--- Available records ---

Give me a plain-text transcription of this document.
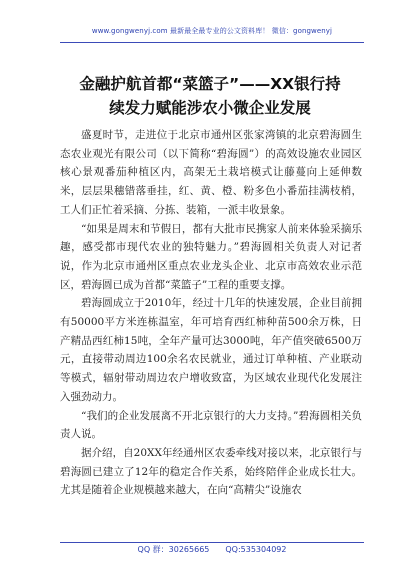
www.gongwenyj.com 最新最全最专业的公文资料库！ 微信：gongwenyj
金融护航首都“菜篮子”——XX银行持
续发力赋能涉农小微企业发展

盛夏时节，走进位于北京市通州区张家湾镇的北京碧海圆生态农业观光有限公司（以下简称“碧海圆”）的高效设施农业园区核心景观番茄种植区内，高架无土栽培模式让藤蔓向上延伸数米，层层果穗错落垂挂，红、黄、橙、粉多色小番茄挂满枝梢，工人们正忙着采摘、分拣、装箱，一派丰收景象。

“如果是周末和节假日，都有大批市民携家人前来体验采摘乐趣，感受都市现代农业的独特魅力。”碧海圆相关负责人对记者说，作为北京市通州区重点农业龙头企业、北京市高效农业示范区，碧海圆已成为首都“菜篮子”工程的重要支撑。

碧海圆成立于2010年，经过十几年的快速发展，企业目前拥有50000平方米连栋温室，年可培育西红柿种苗500余万株，日产精品西红柿15吨，全年产量可达3000吨，年产值突破6500万元，直接带动周边100余名农民就业，通过订单种植、产业联动等模式，辐射带动周边农户增收致富，为区域农业现代化发展注入强劲动力。

“我们的企业发展离不开北京银行的大力支持。”碧海圆相关负责人说。

据介绍，自20XX年经通州区农委牵线对接以来，北京银行与碧海圆已建立了12年的稳定合作关系，始终陪伴企业成长壮大。尤其是随着企业规模越来越大，在向“高精尖”设施农

QQ 群：30265665 QQ:535304092
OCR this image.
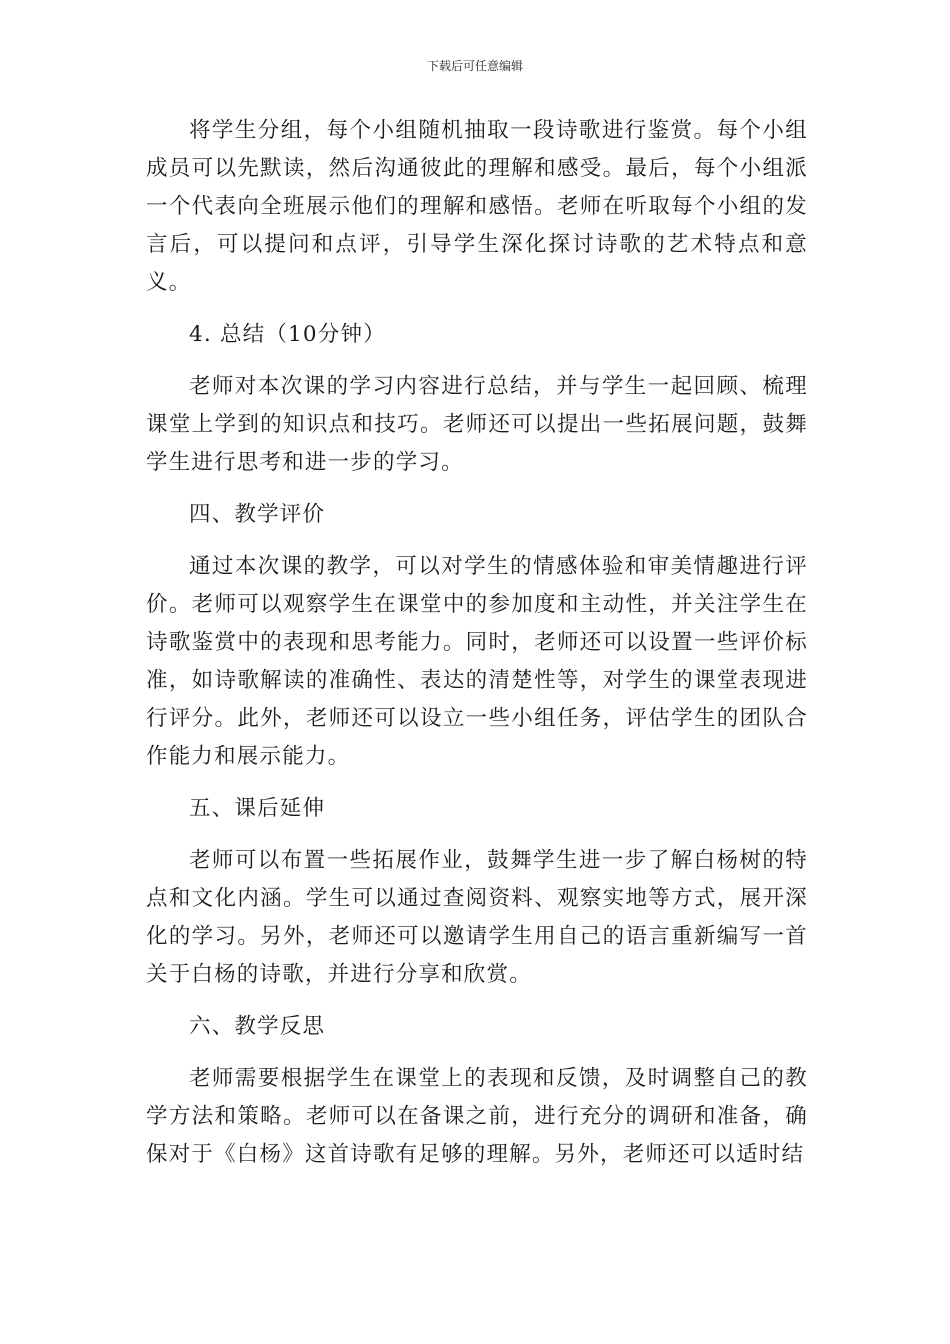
下载后可任意编辑

将学生分组，每个小组随机抽取一段诗歌进行鉴赏。每个小组成员可以先默读，然后沟通彼此的理解和感受。最后，每个小组派一个代表向全班展示他们的理解和感悟。老师在听取每个小组的发言后，可以提问和点评，引导学生深化探讨诗歌的艺术特点和意义。

4. 总结（10分钟）

老师对本次课的学习内容进行总结，并与学生一起回顾、梳理课堂上学到的知识点和技巧。老师还可以提出一些拓展问题，鼓舞学生进行思考和进一步的学习。

四、教学评价

通过本次课的教学，可以对学生的情感体验和审美情趣进行评价。老师可以观察学生在课堂中的参加度和主动性，并关注学生在诗歌鉴赏中的表现和思考能力。同时，老师还可以设置一些评价标准，如诗歌解读的准确性、表达的清楚性等，对学生的课堂表现进行评分。此外，老师还可以设立一些小组任务，评估学生的团队合作能力和展示能力。

五、课后延伸

老师可以布置一些拓展作业，鼓舞学生进一步了解白杨树的特点和文化内涵。学生可以通过查阅资料、观察实地等方式，展开深化的学习。另外，老师还可以邀请学生用自己的语言重新编写一首关于白杨的诗歌，并进行分享和欣赏。

六、教学反思

老师需要根据学生在课堂上的表现和反馈，及时调整自己的教学方法和策略。老师可以在备课之前，进行充分的调研和准备，确保对于《白杨》这首诗歌有足够的理解。另外，老师还可以适时结
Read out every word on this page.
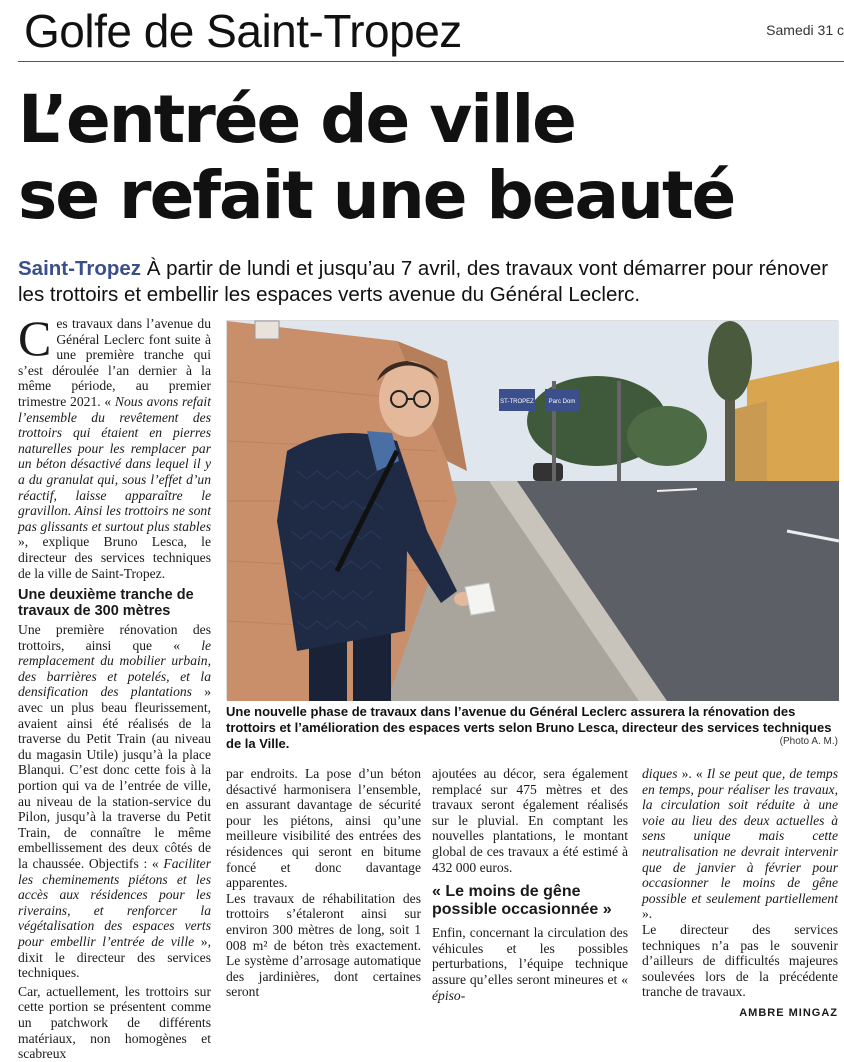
Golfe de Saint-Tropez	Samedi 31 c
L’entrée de ville
se refait une beauté

Saint-Tropez À partir de lundi et jusqu’au 7 avril, des travaux vont démarrer pour rénover les trottoirs et embellir les espaces verts avenue du Général Leclerc.

Ces travaux dans l’avenue du Général Leclerc font suite à une première tranche qui s’est déroulée l’an dernier à la même période, au premier trimestre 2021. « Nous avons refait l’ensemble du revêtement des trottoirs qui étaient en pierres naturelles pour les remplacer par un béton désactivé dans lequel il y a du granulat qui, sous l’effet d’un réactif, laisse apparaître le gravillon. Ainsi les trottoirs ne sont pas glissants et surtout plus stables », explique Bruno Lesca, le directeur des services techniques de la ville de Saint-Tropez.

Une deuxième tranche de travaux de 300 mètres

Une première rénovation des trottoirs, ainsi que « le remplacement du mobilier urbain, des barrières et potelés, et la densification des plantations » avec un plus beau fleurissement, avaient ainsi été réalisés de la traverse du Petit Train (au niveau du magasin Utile) jusqu’à la place Blanqui. C’est donc cette fois à la portion qui va de l’entrée de ville, au niveau de la station-service du Pilon, jusqu’à la traverse du Petit Train, de connaître le même embellissement des deux côtés de la chaussée. Objectifs : « Faciliter les cheminements piétons et les accès aux résidences pour les riverains, et renforcer la végétalisation des espaces verts pour embellir l’entrée de ville », dixit le directeur des services techniques.

Car, actuellement, les trottoirs sur cette portion se présentent comme un patchwork de différents matériaux, non homogènes et scabreux

par endroits. La pose d’un béton désactivé harmonisera l’ensemble, en assurant davantage de sécurité pour les piétons, ainsi qu’une meilleure visibilité des entrées des résidences qui seront en bitume foncé et donc davantage apparentes.

Les travaux de réhabilitation des trottoirs s’étaleront ainsi sur environ 300 mètres de long, soit 1 008 m² de béton très exactement. Le système d’arrosage automatique des jardinières, dont certaines seront

ajoutées au décor, sera également remplacé sur 475 mètres et des travaux seront également réalisés sur le pluvial. En comptant les nouvelles plantations, le montant global de ces travaux a été estimé à 432 000 euros.

« Le moins de gêne possible occasionnée »

Enfin, concernant la circulation des véhicules et les possibles perturbations, l’équipe technique assure qu’elles seront mineures et « épiso-

diques ». « Il se peut que, de temps en temps, pour réaliser les travaux, la circulation soit réduite à une voie au lieu des deux actuelles à sens unique mais cette neutralisation ne devrait intervenir que de janvier à février pour occasionner le moins de gêne possible et seulement partiellement ».

Le directeur des services techniques n’a pas le souvenir d’ailleurs de difficultés majeures soulevées lors de la précédente tranche de travaux.

AMBRE MINGAZ

ST-TROPEZ Parc Dom

Une nouvelle phase de travaux dans l’avenue du Général Leclerc assurera la rénovation des trottoirs et l’amélioration des espaces verts selon Bruno Lesca, directeur des services techniques de la Ville.	(Photo A. M.)
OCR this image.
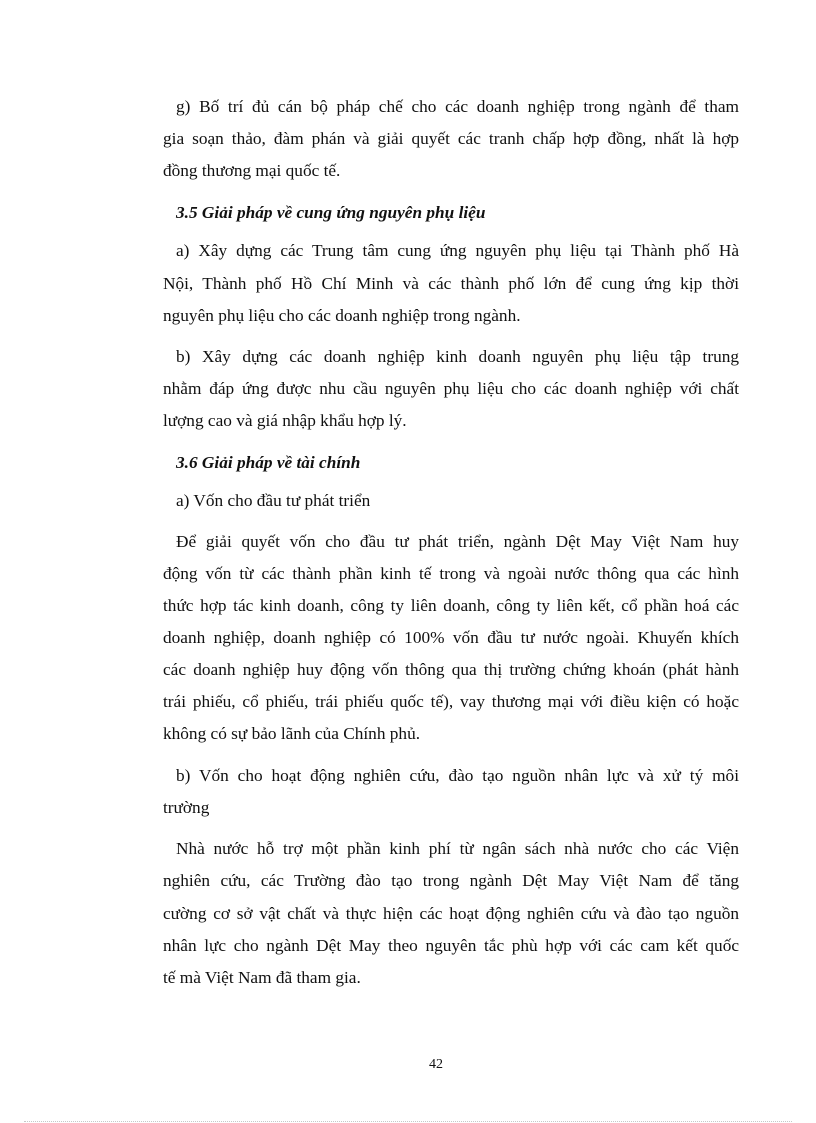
g) Bố trí đủ cán bộ pháp chế cho các doanh nghiệp trong ngành để tham
gia soạn thảo, đàm phán và giải quyết các tranh chấp hợp đồng, nhất là hợp
đồng thương mại quốc tế.
3.5 Giải pháp về cung ứng nguyên phụ liệu
a) Xây dựng các Trung tâm cung ứng nguyên phụ liệu tại Thành phố Hà
Nội, Thành phố Hồ Chí Minh và các thành phố lớn để cung ứng kịp thời
nguyên phụ liệu cho các doanh nghiệp trong ngành.
b) Xây dựng các doanh nghiệp kinh doanh nguyên phụ liệu tập trung
nhằm đáp ứng được nhu cầu nguyên phụ liệu cho các doanh nghiệp với chất
lượng cao và giá nhập khẩu hợp lý.
3.6 Giải pháp về tài chính
a) Vốn cho đầu tư phát triển
Để giải quyết vốn cho đầu tư phát triển, ngành Dệt May Việt Nam huy
động vốn từ các thành phần kinh tế trong và ngoài nước thông qua các hình
thức hợp tác kinh doanh, công ty liên doanh, công ty liên kết, cổ phần hoá các
doanh nghiệp, doanh nghiệp có 100% vốn đầu tư nước ngoài. Khuyến khích
các doanh nghiệp huy động vốn thông qua thị trường chứng khoán (phát hành
trái phiếu, cổ phiếu, trái phiếu quốc tế), vay thương mại với điều kiện có hoặc
không có sự bảo lãnh của Chính phủ.
b) Vốn cho hoạt động nghiên cứu, đào tạo nguồn nhân lực và xử tý môi
trường
Nhà nước hỗ trợ một phần kinh phí từ ngân sách nhà nước cho các Viện
nghiên cứu, các Trường đào tạo trong ngành Dệt May Việt Nam để tăng
cường cơ sở vật chất và thực hiện các hoạt động nghiên cứu và đào tạo nguồn
nhân lực cho ngành Dệt May theo nguyên tắc phù hợp với các cam kết quốc
tế mà Việt Nam đã tham gia.
42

---

## Job
Leave out the pictures and copy every record above exactly.

## Answer in full
Give me a plain-text transcription of this document.
www.gongwenyj.com 最新最全最专业的公文资料库！ 微信：gongwenyj
金融护航首都“菜篮子”——XX银行持
续发力赋能涉农小微企业发展

盛夏时节，走进位于北京市通州区张家湾镇的北京碧海圆生态农业观光有限公司（以下简称“碧海圆”）的高效设施农业园区核心景观番茄种植区内，高架无土栽培模式让藤蔓向上延伸数米，层层果穗错落垂挂，红、黄、橙、粉多色小番茄挂满枝梢，工人们正忙着采摘、分拣、装箱，一派丰收景象。

“如果是周末和节假日，都有大批市民携家人前来体验采摘乐趣，感受都市现代农业的独特魅力。”碧海圆相关负责人对记者说，作为北京市通州区重点农业龙头企业、北京市高效农业示范区，碧海圆已成为首都“菜篮子”工程的重要支撑。

碧海圆成立于2010年，经过十几年的快速发展，企业目前拥有50000平方米连栋温室，年可培育西红柿种苗500余万株，日产精品西红柿15吨，全年产量可达3000吨，年产值突破6500万元，直接带动周边100余名农民就业，通过订单种植、产业联动等模式，辐射带动周边农户增收致富，为区域农业现代化发展注入强劲动力。

“我们的企业发展离不开北京银行的大力支持。”碧海圆相关负责人说。

据介绍，自20XX年经通州区农委牵线对接以来，北京银行与碧海圆已建立了12年的稳定合作关系，始终陪伴企业成长壮大。尤其是随着企业规模越来越大，在向“高精尖”设施农

QQ 群：30265665 QQ:535304092
OCR this image.
下载后可任意编辑

将学生分组，每个小组随机抽取一段诗歌进行鉴赏。每个小组成员可以先默读，然后沟通彼此的理解和感受。最后，每个小组派一个代表向全班展示他们的理解和感悟。老师在听取每个小组的发言后，可以提问和点评，引导学生深化探讨诗歌的艺术特点和意义。

4. 总结（10分钟）

老师对本次课的学习内容进行总结，并与学生一起回顾、梳理课堂上学到的知识点和技巧。老师还可以提出一些拓展问题，鼓舞学生进行思考和进一步的学习。

四、教学评价

通过本次课的教学，可以对学生的情感体验和审美情趣进行评价。老师可以观察学生在课堂中的参加度和主动性，并关注学生在诗歌鉴赏中的表现和思考能力。同时，老师还可以设置一些评价标准，如诗歌解读的准确性、表达的清楚性等，对学生的课堂表现进行评分。此外，老师还可以设立一些小组任务，评估学生的团队合作能力和展示能力。

五、课后延伸

老师可以布置一些拓展作业，鼓舞学生进一步了解白杨树的特点和文化内涵。学生可以通过查阅资料、观察实地等方式，展开深化的学习。另外，老师还可以邀请学生用自己的语言重新编写一首关于白杨的诗歌，并进行分享和欣赏。

六、教学反思

老师需要根据学生在课堂上的表现和反馈，及时调整自己的教学方法和策略。老师可以在备课之前，进行充分的调研和准备，确保对于《白杨》这首诗歌有足够的理解。另外，老师还可以适时结
Read out every word on this page.
Golfe de Saint-Tropez	Samedi 31 c
L’entrée de ville
se refait une beauté

Saint-Tropez À partir de lundi et jusqu’au 7 avril, des travaux vont démarrer pour rénover les trottoirs et embellir les espaces verts avenue du Général Leclerc.

Ces travaux dans l’avenue du Général Leclerc font suite à une première tranche qui s’est déroulée l’an dernier à la même période, au premier trimestre 2021. « Nous avons refait l’ensemble du revêtement des trottoirs qui étaient en pierres naturelles pour les remplacer par un béton désactivé dans lequel il y a du granulat qui, sous l’effet d’un réactif, laisse apparaître le gravillon. Ainsi les trottoirs ne sont pas glissants et surtout plus stables », explique Bruno Lesca, le directeur des services techniques de la ville de Saint-Tropez.

Une deuxième tranche de travaux de 300 mètres

Une première rénovation des trottoirs, ainsi que « le remplacement du mobilier urbain, des barrières et potelés, et la densification des plantations » avec un plus beau fleurissement, avaient ainsi été réalisés de la traverse du Petit Train (au niveau du magasin Utile) jusqu’à la place Blanqui. C’est donc cette fois à la portion qui va de l’entrée de ville, au niveau de la station-service du Pilon, jusqu’à la traverse du Petit Train, de connaître le même embellissement des deux côtés de la chaussée. Objectifs : « Faciliter les cheminements piétons et les accès aux résidences pour les riverains, et renforcer la végétalisation des espaces verts pour embellir l’entrée de ville », dixit le directeur des services techniques.

Car, actuellement, les trottoirs sur cette portion se présentent comme un patchwork de différents matériaux, non homogènes et scabreux

par endroits. La pose d’un béton désactivé harmonisera l’ensemble, en assurant davantage de sécurité pour les piétons, ainsi qu’une meilleure visibilité des entrées des résidences qui seront en bitume foncé et donc davantage apparentes.

Les travaux de réhabilitation des trottoirs s’étaleront ainsi sur environ 300 mètres de long, soit 1 008 m² de béton très exactement. Le système d’arrosage automatique des jardinières, dont certaines seront

ajoutées au décor, sera également remplacé sur 475 mètres et des travaux seront également réalisés sur le pluvial. En comptant les nouvelles plantations, le montant global de ces travaux a été estimé à 432 000 euros.

« Le moins de gêne possible occasionnée »

Enfin, concernant la circulation des véhicules et les possibles perturbations, l’équipe technique assure qu’elles seront mineures et « épiso-

diques ». « Il se peut que, de temps en temps, pour réaliser les travaux, la circulation soit réduite à une voie au lieu des deux actuelles à sens unique mais cette neutralisation ne devrait intervenir que de janvier à février pour occasionner le moins de gêne possible et seulement partiellement ».

Le directeur des services techniques n’a pas le souvenir d’ailleurs de difficultés majeures soulevées lors de la précédente tranche de travaux.

AMBRE MINGAZ

ST-TROPEZ Parc Dom

Une nouvelle phase de travaux dans l’avenue du Général Leclerc assurera la rénovation des trottoirs et l’amélioration des espaces verts selon Bruno Lesca, directeur des services techniques de la Ville.	(Photo A. M.)
OCR this image.
g) Bố trí đủ cán bộ pháp chế cho các doanh nghiệp trong ngành để tham
gia soạn thảo, đàm phán và giải quyết các tranh chấp hợp đồng, nhất là hợp
đồng thương mại quốc tế.
3.5 Giải pháp về cung ứng nguyên phụ liệu
a) Xây dựng các Trung tâm cung ứng nguyên phụ liệu tại Thành phố Hà
Nội, Thành phố Hồ Chí Minh và các thành phố lớn để cung ứng kịp thời
nguyên phụ liệu cho các doanh nghiệp trong ngành.
b) Xây dựng các doanh nghiệp kinh doanh nguyên phụ liệu tập trung
nhằm đáp ứng được nhu cầu nguyên phụ liệu cho các doanh nghiệp với chất
lượng cao và giá nhập khẩu hợp lý.
3.6 Giải pháp về tài chính
a) Vốn cho đầu tư phát triển
Để giải quyết vốn cho đầu tư phát triển, ngành Dệt May Việt Nam huy
động vốn từ các thành phần kinh tế trong và ngoài nước thông qua các hình
thức hợp tác kinh doanh, công ty liên doanh, công ty liên kết, cổ phần hoá các
doanh nghiệp, doanh nghiệp có 100% vốn đầu tư nước ngoài. Khuyến khích
các doanh nghiệp huy động vốn thông qua thị trường chứng khoán (phát hành
trái phiếu, cổ phiếu, trái phiếu quốc tế), vay thương mại với điều kiện có hoặc
không có sự bảo lãnh của Chính phủ.
b) Vốn cho hoạt động nghiên cứu, đào tạo nguồn nhân lực và xử tý môi
trường
Nhà nước hỗ trợ một phần kinh phí từ ngân sách nhà nước cho các Viện
nghiên cứu, các Trường đào tạo trong ngành Dệt May Việt Nam để tăng
cường cơ sở vật chất và thực hiện các hoạt động nghiên cứu và đào tạo nguồn
nhân lực cho ngành Dệt May theo nguyên tắc phù hợp với các cam kết quốc
tế mà Việt Nam đã tham gia.
42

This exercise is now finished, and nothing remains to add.